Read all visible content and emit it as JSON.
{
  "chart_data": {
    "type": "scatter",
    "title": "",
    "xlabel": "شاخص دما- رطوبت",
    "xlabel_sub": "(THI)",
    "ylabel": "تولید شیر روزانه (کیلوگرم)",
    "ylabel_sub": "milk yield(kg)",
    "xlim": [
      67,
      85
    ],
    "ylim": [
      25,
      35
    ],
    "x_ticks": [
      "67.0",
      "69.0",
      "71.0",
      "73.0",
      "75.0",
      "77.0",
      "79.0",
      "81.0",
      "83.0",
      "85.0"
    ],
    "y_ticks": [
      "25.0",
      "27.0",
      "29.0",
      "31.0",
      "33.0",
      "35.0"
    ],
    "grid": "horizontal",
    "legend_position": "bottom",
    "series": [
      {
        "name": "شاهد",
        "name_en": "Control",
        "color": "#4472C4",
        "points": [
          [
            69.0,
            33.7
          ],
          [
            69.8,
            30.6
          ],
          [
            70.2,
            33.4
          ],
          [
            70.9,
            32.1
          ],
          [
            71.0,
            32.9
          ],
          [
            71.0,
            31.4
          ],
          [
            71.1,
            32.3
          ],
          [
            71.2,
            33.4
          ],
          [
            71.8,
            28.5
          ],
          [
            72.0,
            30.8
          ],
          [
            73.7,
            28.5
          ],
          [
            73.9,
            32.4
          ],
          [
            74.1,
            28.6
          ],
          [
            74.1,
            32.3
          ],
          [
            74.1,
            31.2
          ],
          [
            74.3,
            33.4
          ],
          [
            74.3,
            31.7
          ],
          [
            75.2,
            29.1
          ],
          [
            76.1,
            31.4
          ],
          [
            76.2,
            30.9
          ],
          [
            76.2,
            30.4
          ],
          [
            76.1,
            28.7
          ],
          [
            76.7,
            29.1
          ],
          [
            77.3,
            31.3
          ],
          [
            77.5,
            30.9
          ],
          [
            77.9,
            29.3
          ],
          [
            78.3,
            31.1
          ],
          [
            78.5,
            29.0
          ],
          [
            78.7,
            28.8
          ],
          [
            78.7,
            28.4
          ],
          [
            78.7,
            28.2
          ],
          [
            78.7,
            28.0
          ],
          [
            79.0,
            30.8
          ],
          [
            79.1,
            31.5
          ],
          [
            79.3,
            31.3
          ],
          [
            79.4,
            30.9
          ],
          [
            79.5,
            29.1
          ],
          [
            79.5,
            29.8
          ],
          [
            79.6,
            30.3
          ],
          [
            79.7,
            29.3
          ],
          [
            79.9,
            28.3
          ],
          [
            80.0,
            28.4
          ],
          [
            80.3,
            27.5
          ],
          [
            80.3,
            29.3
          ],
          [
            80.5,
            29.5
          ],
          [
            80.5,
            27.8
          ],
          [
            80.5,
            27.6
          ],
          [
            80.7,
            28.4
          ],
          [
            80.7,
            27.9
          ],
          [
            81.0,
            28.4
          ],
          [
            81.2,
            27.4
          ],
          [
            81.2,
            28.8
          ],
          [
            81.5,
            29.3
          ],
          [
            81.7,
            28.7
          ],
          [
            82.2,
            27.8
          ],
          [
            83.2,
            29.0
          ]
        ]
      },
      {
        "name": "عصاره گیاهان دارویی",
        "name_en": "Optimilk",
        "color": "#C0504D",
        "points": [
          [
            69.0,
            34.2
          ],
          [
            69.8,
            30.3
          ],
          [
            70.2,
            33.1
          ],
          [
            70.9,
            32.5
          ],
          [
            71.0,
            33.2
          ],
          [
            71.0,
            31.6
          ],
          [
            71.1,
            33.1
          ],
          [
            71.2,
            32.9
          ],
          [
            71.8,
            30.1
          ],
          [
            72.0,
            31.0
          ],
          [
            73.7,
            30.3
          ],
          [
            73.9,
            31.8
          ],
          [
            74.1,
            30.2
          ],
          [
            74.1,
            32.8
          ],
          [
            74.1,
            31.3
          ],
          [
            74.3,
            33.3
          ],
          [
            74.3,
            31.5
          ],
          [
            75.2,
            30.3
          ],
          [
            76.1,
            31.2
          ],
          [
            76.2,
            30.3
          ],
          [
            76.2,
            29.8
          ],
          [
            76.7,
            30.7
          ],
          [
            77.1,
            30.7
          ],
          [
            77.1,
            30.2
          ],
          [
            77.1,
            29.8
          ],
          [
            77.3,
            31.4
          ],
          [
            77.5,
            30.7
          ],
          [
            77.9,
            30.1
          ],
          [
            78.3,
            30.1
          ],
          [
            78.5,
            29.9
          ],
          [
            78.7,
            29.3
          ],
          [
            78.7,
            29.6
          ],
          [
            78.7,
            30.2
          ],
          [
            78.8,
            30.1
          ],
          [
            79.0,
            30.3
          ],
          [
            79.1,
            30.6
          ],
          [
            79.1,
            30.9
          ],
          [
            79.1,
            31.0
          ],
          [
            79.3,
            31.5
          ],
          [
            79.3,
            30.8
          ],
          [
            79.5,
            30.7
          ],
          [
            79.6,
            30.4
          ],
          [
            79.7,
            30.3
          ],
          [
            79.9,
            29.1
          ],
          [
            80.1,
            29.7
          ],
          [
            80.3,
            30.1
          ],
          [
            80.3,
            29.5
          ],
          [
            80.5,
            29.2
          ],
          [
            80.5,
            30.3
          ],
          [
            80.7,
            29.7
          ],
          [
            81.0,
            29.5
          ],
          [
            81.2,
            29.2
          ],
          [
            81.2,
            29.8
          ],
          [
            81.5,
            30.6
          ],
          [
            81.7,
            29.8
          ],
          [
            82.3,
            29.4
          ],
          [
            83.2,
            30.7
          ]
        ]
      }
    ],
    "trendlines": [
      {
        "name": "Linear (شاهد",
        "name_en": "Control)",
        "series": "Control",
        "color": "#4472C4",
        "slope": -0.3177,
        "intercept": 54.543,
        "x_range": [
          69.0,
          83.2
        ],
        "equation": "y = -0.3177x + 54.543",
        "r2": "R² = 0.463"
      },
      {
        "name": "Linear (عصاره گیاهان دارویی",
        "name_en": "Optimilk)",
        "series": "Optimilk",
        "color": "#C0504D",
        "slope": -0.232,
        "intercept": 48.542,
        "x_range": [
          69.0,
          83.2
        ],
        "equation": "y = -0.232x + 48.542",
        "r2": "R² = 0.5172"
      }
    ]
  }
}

# # # #

**Exercise details**
Copy out the whole listing exactly.

**Expected answer**
Read all visible content and emit it as JSON.
{
  "chart_data": {
    "type": "scatter",
    "title": "",
    "xlabel": "شاخص دما- رطوبت",
    "xlabel_sub": "(THI)",
    "ylabel": "تولید شیر روزانه (کیلوگرم)",
    "ylabel_sub": "milk yield(kg)",
    "xlim": [
      67,
      85
    ],
    "ylim": [
      25,
      35
    ],
    "x_ticks": [
      "67.0",
      "69.0",
      "71.0",
      "73.0",
      "75.0",
      "77.0",
      "79.0",
      "81.0",
      "83.0",
      "85.0"
    ],
    "y_ticks": [
      "25.0",
      "27.0",
      "29.0",
      "31.0",
      "33.0",
      "35.0"
    ],
    "grid": "horizontal",
    "legend_position": "bottom",
    "series": [
      {
        "name": "شاهد",
        "name_en": "Control",
        "color": "#4472C4",
        "points": [
          [
            69.0,
            33.7
          ],
          [
            69.8,
            30.6
          ],
          [
            70.2,
            33.4
          ],
          [
            70.9,
            32.1
          ],
          [
            71.0,
            32.9
          ],
          [
            71.0,
            31.4
          ],
          [
            71.1,
            32.3
          ],
          [
            71.2,
            33.4
          ],
          [
            71.8,
            28.5
          ],
          [
            72.0,
            30.8
          ],
          [
            73.7,
            28.5
          ],
          [
            73.9,
            32.4
          ],
          [
            74.1,
            28.6
          ],
          [
            74.1,
            32.3
          ],
          [
            74.1,
            31.2
          ],
          [
            74.3,
            33.4
          ],
          [
            74.3,
            31.7
          ],
          [
            75.2,
            29.1
          ],
          [
            76.1,
            31.4
          ],
          [
            76.2,
            30.9
          ],
          [
            76.2,
            30.4
          ],
          [
            76.1,
            28.7
          ],
          [
            76.7,
            29.1
          ],
          [
            77.3,
            31.3
          ],
          [
            77.5,
            30.9
          ],
          [
            77.9,
            29.3
          ],
          [
            78.3,
            31.1
          ],
          [
            78.5,
            29.0
          ],
          [
            78.7,
            28.8
          ],
          [
            78.7,
            28.4
          ],
          [
            78.7,
            28.2
          ],
          [
            78.7,
            28.0
          ],
          [
            79.0,
            30.8
          ],
          [
            79.1,
            31.5
          ],
          [
            79.3,
            31.3
          ],
          [
            79.4,
            30.9
          ],
          [
            79.5,
            29.1
          ],
          [
            79.5,
            29.8
          ],
          [
            79.6,
            30.3
          ],
          [
            79.7,
            29.3
          ],
          [
            79.9,
            28.3
          ],
          [
            80.0,
            28.4
          ],
          [
            80.3,
            27.5
          ],
          [
            80.3,
            29.3
          ],
          [
            80.5,
            29.5
          ],
          [
            80.5,
            27.8
          ],
          [
            80.5,
            27.6
          ],
          [
            80.7,
            28.4
          ],
          [
            80.7,
            27.9
          ],
          [
            81.0,
            28.4
          ],
          [
            81.2,
            27.4
          ],
          [
            81.2,
            28.8
          ],
          [
            81.5,
            29.3
          ],
          [
            81.7,
            28.7
          ],
          [
            82.2,
            27.8
          ],
          [
            83.2,
            29.0
          ]
        ]
      },
      {
        "name": "عصاره گیاهان دارویی",
        "name_en": "Optimilk",
        "color": "#C0504D",
        "points": [
          [
            69.0,
            34.2
          ],
          [
            69.8,
            30.3
          ],
          [
            70.2,
            33.1
          ],
          [
            70.9,
            32.5
          ],
          [
            71.0,
            33.2
          ],
          [
            71.0,
            31.6
          ],
          [
            71.1,
            33.1
          ],
          [
            71.2,
            32.9
          ],
          [
            71.8,
            30.1
          ],
          [
            72.0,
            31.0
          ],
          [
            73.7,
            30.3
          ],
          [
            73.9,
            31.8
          ],
          [
            74.1,
            30.2
          ],
          [
            74.1,
            32.8
          ],
          [
            74.1,
            31.3
          ],
          [
            74.3,
            33.3
          ],
          [
            74.3,
            31.5
          ],
          [
            75.2,
            30.3
          ],
          [
            76.1,
            31.2
          ],
          [
            76.2,
            30.3
          ],
          [
            76.2,
            29.8
          ],
          [
            76.7,
            30.7
          ],
          [
            77.1,
            30.7
          ],
          [
            77.1,
            30.2
          ],
          [
            77.1,
            29.8
          ],
          [
            77.3,
            31.4
          ],
          [
            77.5,
            30.7
          ],
          [
            77.9,
            30.1
          ],
          [
            78.3,
            30.1
          ],
          [
            78.5,
            29.9
          ],
          [
            78.7,
            29.3
          ],
          [
            78.7,
            29.6
          ],
          [
            78.7,
            30.2
          ],
          [
            78.8,
            30.1
          ],
          [
            79.0,
            30.3
          ],
          [
            79.1,
            30.6
          ],
          [
            79.1,
            30.9
          ],
          [
            79.1,
            31.0
          ],
          [
            79.3,
            31.5
          ],
          [
            79.3,
            30.8
          ],
          [
            79.5,
            30.7
          ],
          [
            79.6,
            30.4
          ],
          [
            79.7,
            30.3
          ],
          [
            79.9,
            29.1
          ],
          [
            80.1,
            29.7
          ],
          [
            80.3,
            30.1
          ],
          [
            80.3,
            29.5
          ],
          [
            80.5,
            29.2
          ],
          [
            80.5,
            30.3
          ],
          [
            80.7,
            29.7
          ],
          [
            81.0,
            29.5
          ],
          [
            81.2,
            29.2
          ],
          [
            81.2,
            29.8
          ],
          [
            81.5,
            30.6
          ],
          [
            81.7,
            29.8
          ],
          [
            82.3,
            29.4
          ],
          [
            83.2,
            30.7
          ]
        ]
      }
    ],
    "trendlines": [
      {
        "name": "Linear (شاهد",
        "name_en": "Control)",
        "series": "Control",
        "color": "#4472C4",
        "slope": -0.3177,
        "intercept": 54.543,
        "x_range": [
          69.0,
          83.2
        ],
        "equation": "y = -0.3177x + 54.543",
        "r2": "R² = 0.463"
      },
      {
        "name": "Linear (عصاره گیاهان دارویی",
        "name_en": "Optimilk)",
        "series": "Optimilk",
        "color": "#C0504D",
        "slope": -0.232,
        "intercept": 48.542,
        "x_range": [
          69.0,
          83.2
        ],
        "equation": "y = -0.232x + 48.542",
        "r2": "R² = 0.5172"
      }
    ]
  }
}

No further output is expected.